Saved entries
---

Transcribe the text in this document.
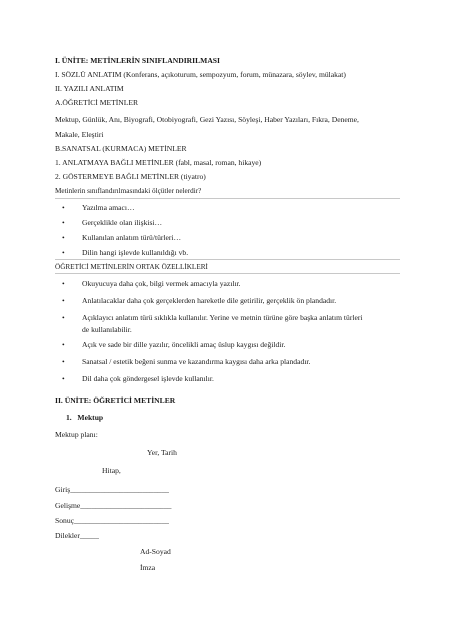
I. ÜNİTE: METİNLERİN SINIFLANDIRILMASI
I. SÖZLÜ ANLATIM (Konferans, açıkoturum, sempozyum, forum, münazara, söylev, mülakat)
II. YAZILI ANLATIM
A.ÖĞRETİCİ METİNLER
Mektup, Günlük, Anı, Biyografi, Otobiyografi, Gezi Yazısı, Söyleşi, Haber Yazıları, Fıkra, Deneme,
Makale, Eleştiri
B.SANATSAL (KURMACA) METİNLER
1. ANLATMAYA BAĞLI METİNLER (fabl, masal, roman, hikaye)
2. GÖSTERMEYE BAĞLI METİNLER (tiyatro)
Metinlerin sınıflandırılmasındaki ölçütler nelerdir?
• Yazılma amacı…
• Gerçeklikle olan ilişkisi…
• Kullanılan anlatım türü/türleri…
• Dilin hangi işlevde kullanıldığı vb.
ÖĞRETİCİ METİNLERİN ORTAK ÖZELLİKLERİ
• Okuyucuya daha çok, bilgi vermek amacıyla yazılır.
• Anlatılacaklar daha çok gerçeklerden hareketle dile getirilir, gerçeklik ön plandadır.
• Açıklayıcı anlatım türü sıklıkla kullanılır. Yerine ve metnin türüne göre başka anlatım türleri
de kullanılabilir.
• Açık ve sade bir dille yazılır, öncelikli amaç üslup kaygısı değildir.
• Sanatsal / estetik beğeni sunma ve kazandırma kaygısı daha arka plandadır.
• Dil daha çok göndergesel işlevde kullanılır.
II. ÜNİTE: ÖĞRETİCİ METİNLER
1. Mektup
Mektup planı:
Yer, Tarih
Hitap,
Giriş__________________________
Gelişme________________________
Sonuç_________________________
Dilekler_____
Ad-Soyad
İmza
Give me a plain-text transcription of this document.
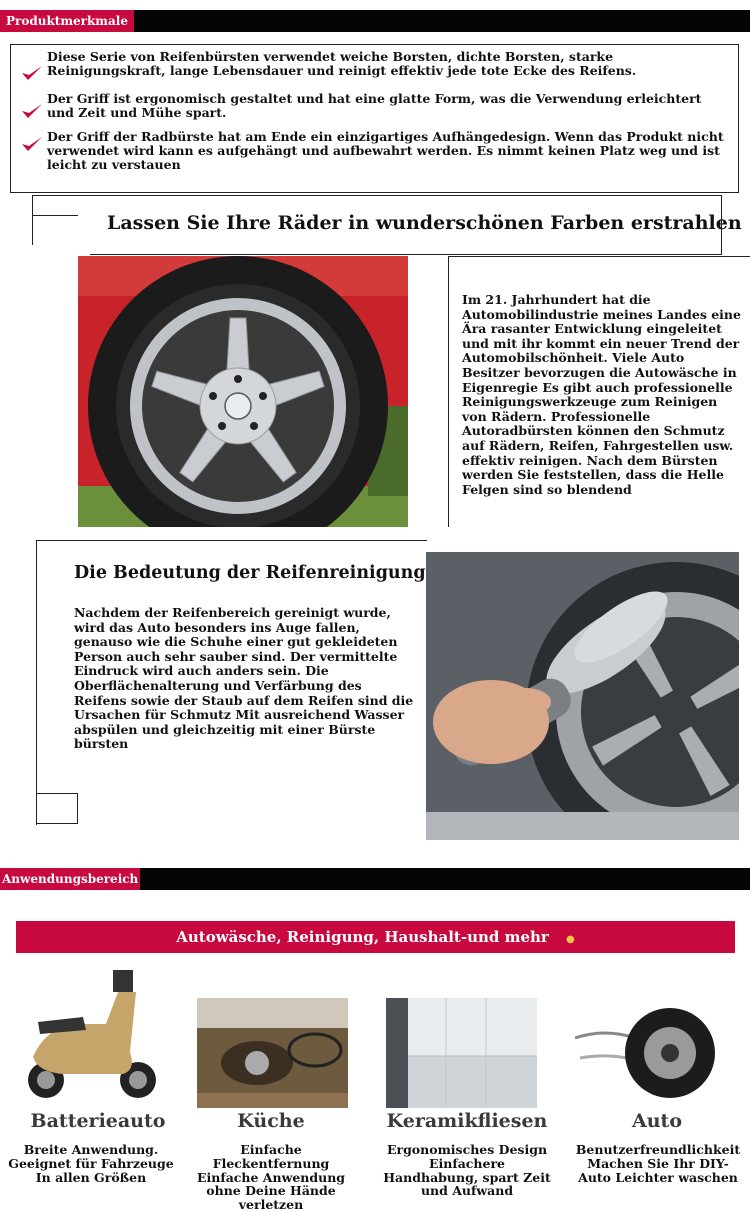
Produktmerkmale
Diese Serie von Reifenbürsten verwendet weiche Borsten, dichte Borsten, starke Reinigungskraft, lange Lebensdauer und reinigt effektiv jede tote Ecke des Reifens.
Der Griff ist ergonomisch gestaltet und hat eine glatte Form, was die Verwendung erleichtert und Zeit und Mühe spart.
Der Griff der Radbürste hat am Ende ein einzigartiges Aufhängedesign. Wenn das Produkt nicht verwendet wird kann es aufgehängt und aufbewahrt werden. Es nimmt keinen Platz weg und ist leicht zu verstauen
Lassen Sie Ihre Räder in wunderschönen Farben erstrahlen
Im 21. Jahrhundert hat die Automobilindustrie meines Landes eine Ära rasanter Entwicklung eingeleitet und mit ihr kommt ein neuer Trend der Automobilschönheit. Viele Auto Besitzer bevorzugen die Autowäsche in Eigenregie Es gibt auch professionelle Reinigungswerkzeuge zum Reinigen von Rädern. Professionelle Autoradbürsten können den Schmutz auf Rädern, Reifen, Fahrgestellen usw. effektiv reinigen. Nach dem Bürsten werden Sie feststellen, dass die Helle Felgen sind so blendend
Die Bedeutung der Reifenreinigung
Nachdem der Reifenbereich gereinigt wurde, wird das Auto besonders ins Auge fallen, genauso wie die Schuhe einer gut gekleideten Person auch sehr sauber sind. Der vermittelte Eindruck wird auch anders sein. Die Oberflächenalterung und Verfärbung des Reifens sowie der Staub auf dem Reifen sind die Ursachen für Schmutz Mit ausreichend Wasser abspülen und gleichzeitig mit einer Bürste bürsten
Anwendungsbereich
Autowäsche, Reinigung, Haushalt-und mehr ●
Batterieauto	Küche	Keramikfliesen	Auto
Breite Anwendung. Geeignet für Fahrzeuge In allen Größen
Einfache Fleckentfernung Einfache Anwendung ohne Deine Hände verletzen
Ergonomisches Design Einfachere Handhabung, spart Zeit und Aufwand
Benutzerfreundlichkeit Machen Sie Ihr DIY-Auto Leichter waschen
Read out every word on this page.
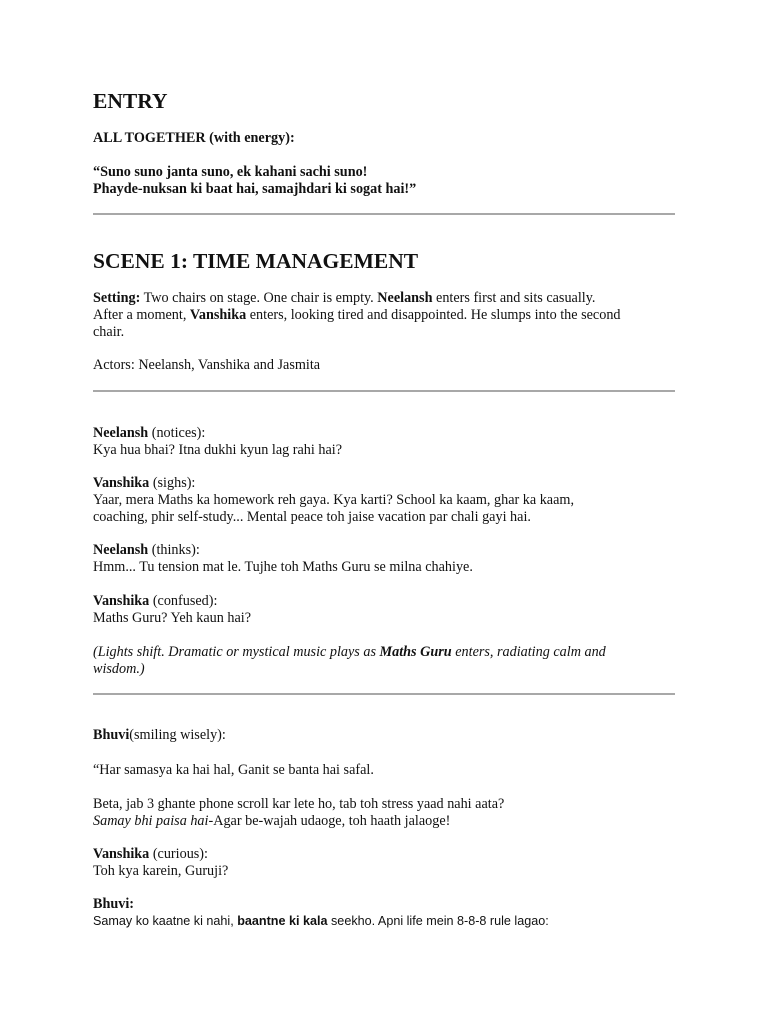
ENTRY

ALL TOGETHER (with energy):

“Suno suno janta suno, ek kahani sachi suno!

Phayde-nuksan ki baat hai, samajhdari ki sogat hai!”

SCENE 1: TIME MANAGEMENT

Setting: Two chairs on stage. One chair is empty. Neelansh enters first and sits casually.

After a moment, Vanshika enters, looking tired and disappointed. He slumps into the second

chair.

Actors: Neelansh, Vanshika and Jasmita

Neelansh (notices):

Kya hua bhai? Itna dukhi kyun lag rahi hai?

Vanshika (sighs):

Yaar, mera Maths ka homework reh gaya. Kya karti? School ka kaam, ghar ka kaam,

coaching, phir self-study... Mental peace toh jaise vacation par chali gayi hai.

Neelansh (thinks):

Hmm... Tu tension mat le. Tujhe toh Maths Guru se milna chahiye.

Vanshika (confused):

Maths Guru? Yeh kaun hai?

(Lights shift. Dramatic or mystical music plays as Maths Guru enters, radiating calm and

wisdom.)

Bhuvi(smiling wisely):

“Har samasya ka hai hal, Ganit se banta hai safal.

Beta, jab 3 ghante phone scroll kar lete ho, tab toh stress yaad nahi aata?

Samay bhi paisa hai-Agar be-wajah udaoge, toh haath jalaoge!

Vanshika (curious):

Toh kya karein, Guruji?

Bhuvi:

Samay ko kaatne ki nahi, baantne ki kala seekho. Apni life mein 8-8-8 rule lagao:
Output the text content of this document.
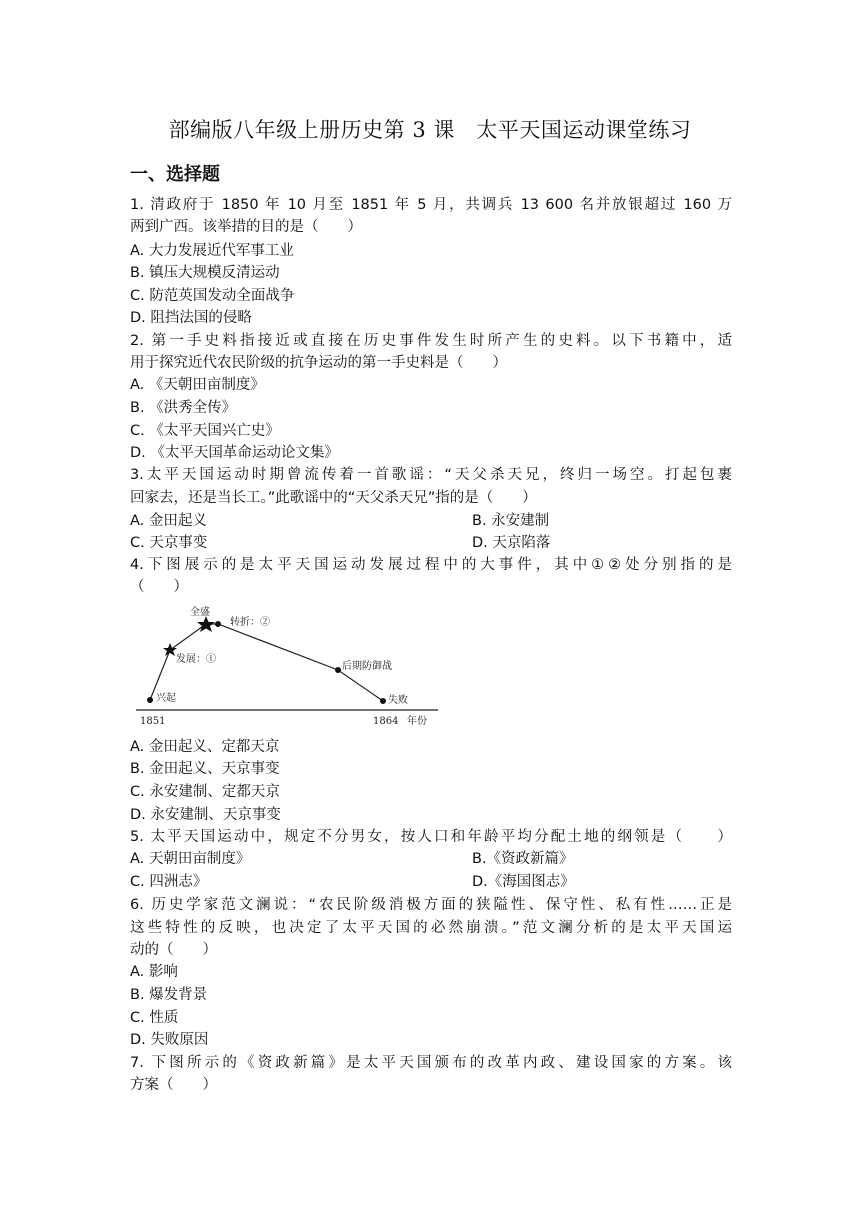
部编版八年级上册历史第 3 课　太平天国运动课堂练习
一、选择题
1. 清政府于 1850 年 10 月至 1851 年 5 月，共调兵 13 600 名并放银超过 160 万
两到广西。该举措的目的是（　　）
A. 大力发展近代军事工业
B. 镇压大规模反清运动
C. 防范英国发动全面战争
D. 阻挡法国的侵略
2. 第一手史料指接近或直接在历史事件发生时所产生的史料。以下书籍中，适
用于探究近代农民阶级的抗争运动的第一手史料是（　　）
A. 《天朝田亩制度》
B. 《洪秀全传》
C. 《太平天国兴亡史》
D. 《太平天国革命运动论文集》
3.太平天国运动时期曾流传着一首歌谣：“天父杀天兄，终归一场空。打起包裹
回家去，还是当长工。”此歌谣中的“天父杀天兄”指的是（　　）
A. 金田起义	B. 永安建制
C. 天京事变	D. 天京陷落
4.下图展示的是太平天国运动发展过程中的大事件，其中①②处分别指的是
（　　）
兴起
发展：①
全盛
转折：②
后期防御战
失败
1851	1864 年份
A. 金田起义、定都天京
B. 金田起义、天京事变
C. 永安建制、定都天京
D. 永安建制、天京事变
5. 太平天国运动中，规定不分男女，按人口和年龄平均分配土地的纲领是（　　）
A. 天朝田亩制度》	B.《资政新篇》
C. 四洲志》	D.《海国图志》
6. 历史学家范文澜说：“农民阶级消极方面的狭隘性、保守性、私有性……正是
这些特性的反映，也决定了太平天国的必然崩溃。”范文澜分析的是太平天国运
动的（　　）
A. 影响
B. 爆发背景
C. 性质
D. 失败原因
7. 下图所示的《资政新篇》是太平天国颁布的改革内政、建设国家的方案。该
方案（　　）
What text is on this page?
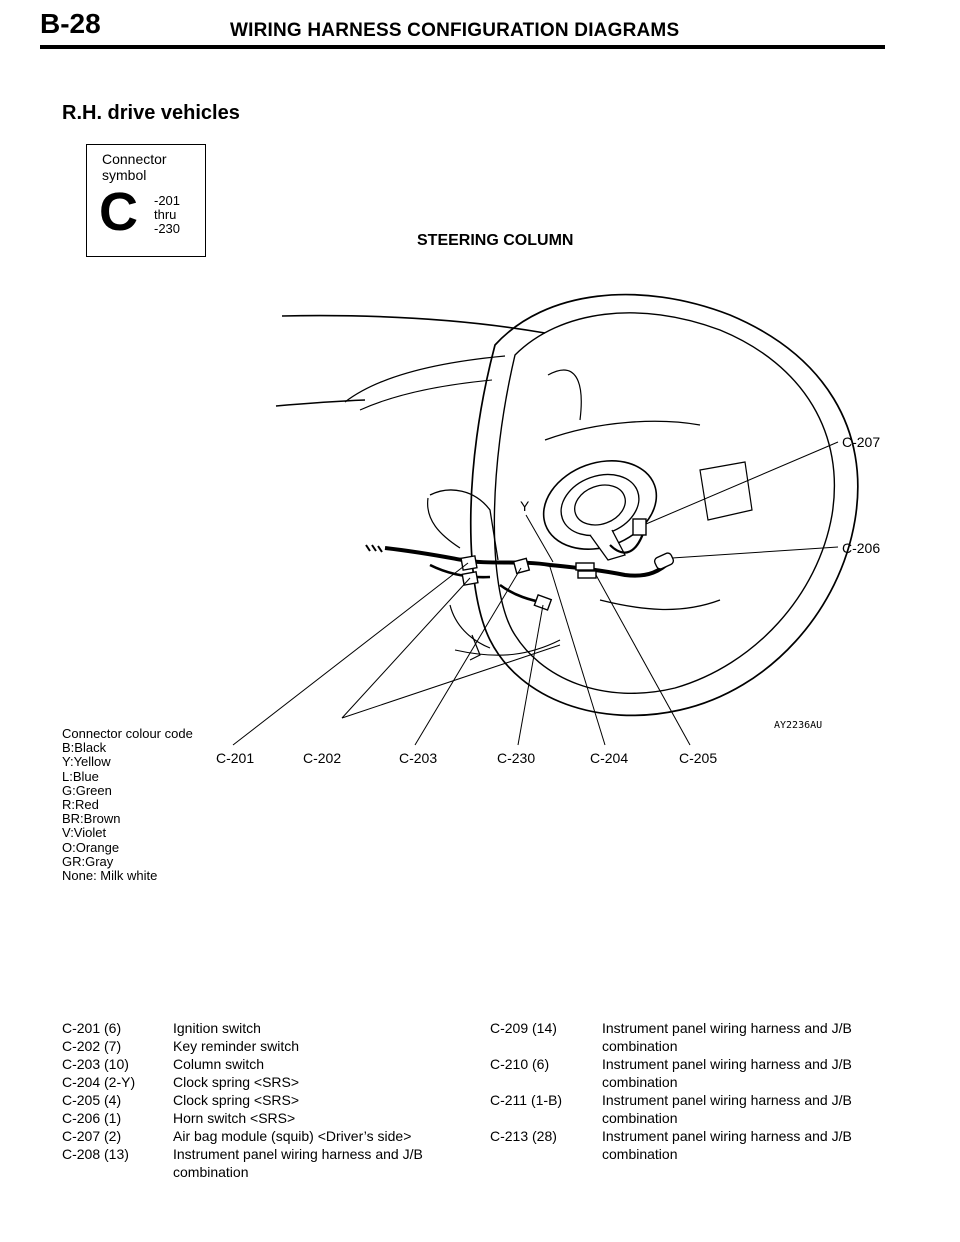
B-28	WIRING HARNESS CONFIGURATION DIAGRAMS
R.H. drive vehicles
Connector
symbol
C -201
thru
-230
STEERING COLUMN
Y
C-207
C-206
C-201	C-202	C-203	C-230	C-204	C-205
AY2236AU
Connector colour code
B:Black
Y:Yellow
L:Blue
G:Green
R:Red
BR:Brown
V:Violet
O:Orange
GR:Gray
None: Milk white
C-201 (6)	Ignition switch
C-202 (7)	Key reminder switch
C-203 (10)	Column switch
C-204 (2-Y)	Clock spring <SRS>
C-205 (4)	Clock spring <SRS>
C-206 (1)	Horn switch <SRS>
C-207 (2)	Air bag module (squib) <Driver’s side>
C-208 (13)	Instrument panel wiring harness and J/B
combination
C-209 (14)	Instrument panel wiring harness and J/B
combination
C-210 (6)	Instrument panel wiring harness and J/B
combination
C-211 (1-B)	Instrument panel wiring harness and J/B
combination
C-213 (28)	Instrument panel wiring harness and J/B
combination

---

Select every line of the material above holding the word "Mektup" and copy it.

Mektup, Günlük, Anı, Biyografi, Otobiyografi, Gezi Yazısı, Söyleşi, Haber Yazıları, Fıkra, Deneme,
1. Mektup
Mektup planı:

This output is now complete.